# [CHALLENGE]
Pictures stay out of your copy, but everything else in the records below must be repeated exactly.

** Start EXCERPTED DATA **

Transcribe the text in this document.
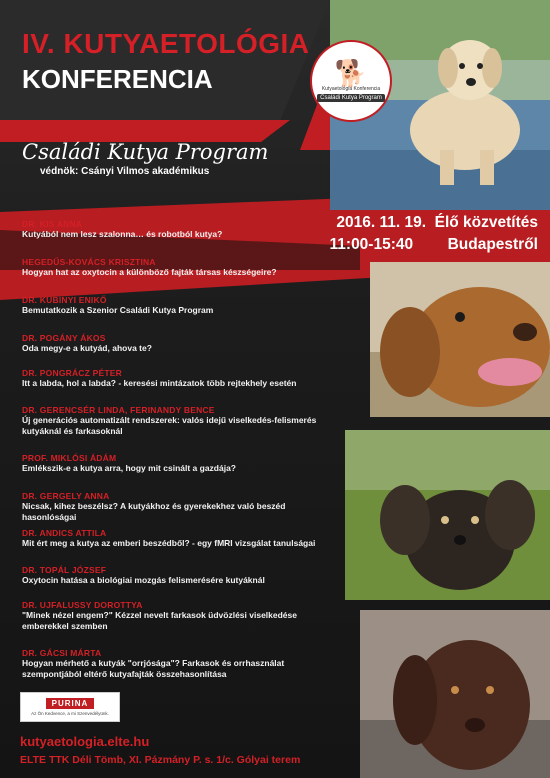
🐕
Kutyaetológia Konferencia
Családi Kutya Program
IV. KUTYAETOLÓGIA
KONFERENCIA
Családi Kutya Program
védnök: Csányi Vilmos akadémikus
2016. 11. 19. Élő közvetítés
11:00-15:40 Budapestről
DR. KIS ANNA
Kutyából nem lesz szalonna… és robotból kutya?
HEGEDŰS-KOVÁCS KRISZTINA
Hogyan hat az oxytocin a különböző fajták társas készségeire?
DR. KUBINYI ENIKŐ
Bemutatkozik a Szenior Családi Kutya Program
DR. POGÁNY ÁKOS
Oda megy-e a kutyád, ahova te?
DR. PONGRÁCZ PÉTER
Itt a labda, hol a labda? - keresési mintázatok több rejtekhely esetén
DR. GERENCSÉR LINDA, FERINANDY BENCE
Új generációs automatizált rendszerek: valós idejű viselkedés-felismerés kutyáknál és farkasoknál
PROF. MIKLÓSI ÁDÁM
Emlékszik-e a kutya arra, hogy mit csinált a gazdája?
DR. GERGELY ANNA
Nicsak, kihez beszélsz? A kutyákhoz és gyerekekhez való beszéd hasonlóságai
DR. ANDICS ATTILA
Mit ért meg a kutya az emberi beszédből? - egy fMRI vizsgálat tanulságai
DR. TOPÁL JÓZSEF
Oxytocin hatása a biológiai mozgás felismerésére kutyáknál
DR. UJFALUSSY DOROTTYA
"Minek nézel engem?" Kézzel nevelt farkasok üdvözlési viselkedése emberekkel szemben
DR. GÁCSI MÁRTA
Hogyan mérhető a kutyák "orrjósága"? Farkasok és orrhasználat szempontjából eltérő kutyafajták összehasonlítása
PURINA
Az Ön Kedvence, a mi Szenvedélyünk.
kutyaetologia.elte.hu
ELTE TTK Déli Tömb, XI. Pázmány P. s. 1/c. Gólyai terem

** End EXCERPTED DATA **

# [REPLY]
Transcribe the text in this document.
🐕
Kutyaetológia Konferencia
Családi Kutya Program
IV. KUTYAETOLÓGIA
KONFERENCIA
Családi Kutya Program
védnök: Csányi Vilmos akadémikus
2016. 11. 19. Élő közvetítés
11:00-15:40 Budapestről
DR. KIS ANNA
Kutyából nem lesz szalonna… és robotból kutya?
HEGEDŰS-KOVÁCS KRISZTINA
Hogyan hat az oxytocin a különböző fajták társas készségeire?
DR. KUBINYI ENIKŐ
Bemutatkozik a Szenior Családi Kutya Program
DR. POGÁNY ÁKOS
Oda megy-e a kutyád, ahova te?
DR. PONGRÁCZ PÉTER
Itt a labda, hol a labda? - keresési mintázatok több rejtekhely esetén
DR. GERENCSÉR LINDA, FERINANDY BENCE
Új generációs automatizált rendszerek: valós idejű viselkedés-felismerés kutyáknál és farkasoknál
PROF. MIKLÓSI ÁDÁM
Emlékszik-e a kutya arra, hogy mit csinált a gazdája?
DR. GERGELY ANNA
Nicsak, kihez beszélsz? A kutyákhoz és gyerekekhez való beszéd hasonlóságai
DR. ANDICS ATTILA
Mit ért meg a kutya az emberi beszédből? - egy fMRI vizsgálat tanulságai
DR. TOPÁL JÓZSEF
Oxytocin hatása a biológiai mozgás felismerésére kutyáknál
DR. UJFALUSSY DOROTTYA
"Minek nézel engem?" Kézzel nevelt farkasok üdvözlési viselkedése emberekkel szemben
DR. GÁCSI MÁRTA
Hogyan mérhető a kutyák "orrjósága"? Farkasok és orrhasználat szempontjából eltérő kutyafajták összehasonlítása
PURINA
Az Ön Kedvence, a mi Szenvedélyünk.
kutyaetologia.elte.hu
ELTE TTK Déli Tömb, XI. Pázmány P. s. 1/c. Gólyai terem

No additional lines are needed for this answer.